* **Énoncé A**
Dans le texte retenu, sous quel titre les articles de Louis Roubaud paraissent-ils en volume en 1925 ?

* **Texte retenu**
• • • • •

1) Des campagnes nationales

Dès 1909, le journal L’Assiette au beurre dénonce « les tortionnaires de Mettray » 915 . Pourtant, c’est dans les années 1925-1935 que le mouvement d’opinion se précise. En 1924, le journaliste Louis Roubaud 916 , après avoir visité Eysses, Belle-Ile et Doullens, établissements pour mineurs dépendant de l’administration pénitentiaire, provoque une première campagne de presse dans le Quotidien de Paris, contre les « bagnes d’enfants ». Ses articles sont publiés en volume en 1925 sous le titre Les enfants de Caïn.

Alexis Danan, déclenche quelques années plus tard un nouveau mouvement par ses articles dans Paris-Soir. Parlant des enfants recueillis par l’Union française pour le sauvetage de l’enfance ou de ceux de l’Assistance publique, il commence sa « croisade ». Il voit des médecins, le juge Henri Rollet, visite les établissements de Belgique, de Vienne, d’Alsace, les maisons de correction de Belle-Ile, Mettray, Aniane, Eysses, Clermont, la Faye, Cadillac, et enfin le bagne de Cayenne.

De ses visites dans les établissements d’Autriche ou de Belgique, dans les cabinets de juges, il tire dix-huit articles, puis un livre, Mauvaise graine, qui provoquent une certaine émotion :

‘« On ne connaissait rien à ces histoires d’enfants anormaux. Il y avait de sales gosses, bien sûr. On n’avait qu’à regarder autour de soi, dans la rue, ou lire les journaux. Mais c’étaient les enfants des autres. Dieu nous préserve. Les siens, à soi, on était là pour les faire aller droit. C’était une affaire de taloches et de catéchisme. » 917

L’émotion du public ne l’amène cependant ni aux questions ni aux actes ; un tel sujet touche au secret des familles et il serait inconvenant d’en vouloir savoir davantage. Mais rien n’empêche le journaliste d’entretenir cette émotion.

• • • • •

* **Entrées fournies**
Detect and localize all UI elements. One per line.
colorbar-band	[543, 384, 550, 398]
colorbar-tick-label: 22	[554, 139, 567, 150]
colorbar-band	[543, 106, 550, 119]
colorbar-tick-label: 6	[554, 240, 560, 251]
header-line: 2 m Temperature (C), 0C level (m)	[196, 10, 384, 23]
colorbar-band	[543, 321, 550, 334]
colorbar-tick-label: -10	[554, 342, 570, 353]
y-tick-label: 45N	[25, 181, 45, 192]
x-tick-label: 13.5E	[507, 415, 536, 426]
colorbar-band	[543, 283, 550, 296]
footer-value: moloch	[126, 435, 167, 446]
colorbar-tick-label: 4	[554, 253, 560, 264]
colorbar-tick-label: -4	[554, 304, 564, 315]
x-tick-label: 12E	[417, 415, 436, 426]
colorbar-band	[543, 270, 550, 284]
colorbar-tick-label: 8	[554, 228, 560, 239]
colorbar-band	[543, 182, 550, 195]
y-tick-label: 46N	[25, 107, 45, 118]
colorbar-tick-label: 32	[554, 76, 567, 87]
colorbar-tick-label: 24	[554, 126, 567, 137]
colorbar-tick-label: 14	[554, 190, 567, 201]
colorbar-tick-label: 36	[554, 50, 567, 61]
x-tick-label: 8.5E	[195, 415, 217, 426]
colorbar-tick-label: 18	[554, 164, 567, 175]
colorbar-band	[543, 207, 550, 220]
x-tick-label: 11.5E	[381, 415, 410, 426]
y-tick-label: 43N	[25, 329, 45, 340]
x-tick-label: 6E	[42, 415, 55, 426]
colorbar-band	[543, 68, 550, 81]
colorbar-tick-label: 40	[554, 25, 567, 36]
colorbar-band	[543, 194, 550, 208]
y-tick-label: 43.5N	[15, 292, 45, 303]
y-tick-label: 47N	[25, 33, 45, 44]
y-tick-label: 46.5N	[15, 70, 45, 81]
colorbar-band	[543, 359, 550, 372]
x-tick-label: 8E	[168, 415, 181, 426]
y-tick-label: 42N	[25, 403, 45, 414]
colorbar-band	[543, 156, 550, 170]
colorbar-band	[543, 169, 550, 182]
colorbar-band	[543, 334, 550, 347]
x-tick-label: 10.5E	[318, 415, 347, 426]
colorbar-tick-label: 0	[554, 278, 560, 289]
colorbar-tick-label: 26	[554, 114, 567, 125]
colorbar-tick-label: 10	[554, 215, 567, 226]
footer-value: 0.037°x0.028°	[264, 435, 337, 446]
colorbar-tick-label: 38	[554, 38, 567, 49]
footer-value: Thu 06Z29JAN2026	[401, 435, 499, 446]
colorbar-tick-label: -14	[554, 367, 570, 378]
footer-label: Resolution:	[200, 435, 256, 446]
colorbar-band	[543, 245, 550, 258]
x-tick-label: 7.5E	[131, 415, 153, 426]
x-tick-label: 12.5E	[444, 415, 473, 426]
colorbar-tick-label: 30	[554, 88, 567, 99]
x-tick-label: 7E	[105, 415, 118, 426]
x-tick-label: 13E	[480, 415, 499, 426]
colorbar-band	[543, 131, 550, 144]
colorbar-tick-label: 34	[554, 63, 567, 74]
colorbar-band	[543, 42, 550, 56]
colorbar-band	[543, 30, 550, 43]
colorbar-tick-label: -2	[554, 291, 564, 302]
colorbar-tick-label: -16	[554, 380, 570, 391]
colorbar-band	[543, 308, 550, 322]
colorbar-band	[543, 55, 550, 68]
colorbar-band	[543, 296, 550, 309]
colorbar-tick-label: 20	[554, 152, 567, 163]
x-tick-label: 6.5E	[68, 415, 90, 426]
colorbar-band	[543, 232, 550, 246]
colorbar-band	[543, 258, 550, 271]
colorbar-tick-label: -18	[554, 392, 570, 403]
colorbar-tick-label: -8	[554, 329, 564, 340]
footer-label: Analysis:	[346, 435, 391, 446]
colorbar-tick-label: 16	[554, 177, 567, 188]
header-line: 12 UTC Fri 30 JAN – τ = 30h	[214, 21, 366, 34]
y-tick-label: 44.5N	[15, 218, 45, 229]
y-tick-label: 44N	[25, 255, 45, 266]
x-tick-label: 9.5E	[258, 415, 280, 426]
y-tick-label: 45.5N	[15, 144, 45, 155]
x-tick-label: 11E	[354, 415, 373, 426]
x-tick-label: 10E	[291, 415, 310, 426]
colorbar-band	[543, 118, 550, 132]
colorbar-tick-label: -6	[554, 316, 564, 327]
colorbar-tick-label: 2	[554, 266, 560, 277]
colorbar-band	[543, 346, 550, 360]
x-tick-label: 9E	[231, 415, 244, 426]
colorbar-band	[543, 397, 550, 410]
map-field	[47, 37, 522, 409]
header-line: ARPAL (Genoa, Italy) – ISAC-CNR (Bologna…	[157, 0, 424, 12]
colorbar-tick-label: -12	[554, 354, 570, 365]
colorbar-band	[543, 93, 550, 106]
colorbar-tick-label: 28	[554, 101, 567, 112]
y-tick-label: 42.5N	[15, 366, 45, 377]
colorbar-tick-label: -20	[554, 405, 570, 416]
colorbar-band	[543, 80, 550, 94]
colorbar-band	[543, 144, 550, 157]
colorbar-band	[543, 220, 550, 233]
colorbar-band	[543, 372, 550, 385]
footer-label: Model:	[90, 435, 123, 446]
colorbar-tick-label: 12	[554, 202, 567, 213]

• • • • •

* **Énoncé B**
Substituez, s'il vous plaît, « tick-label » à « colorbar-tick-label » dans les entrées, depuis leur début jusqu'à la ligne contenant « 240, 560, 251] », incluse. Redonnez uniquement ces lignes, sans rien changer d'autre.

* **Réponse rédigée A**
Les enfants de Caïn

* **Réponse rédigée B**
Detect and localize all UI elements. One per line.
colorbar-band	[543, 384, 550, 398]
tick-label: 22	[554, 139, 567, 150]
colorbar-band	[543, 106, 550, 119]
tick-label: 6	[554, 240, 560, 251]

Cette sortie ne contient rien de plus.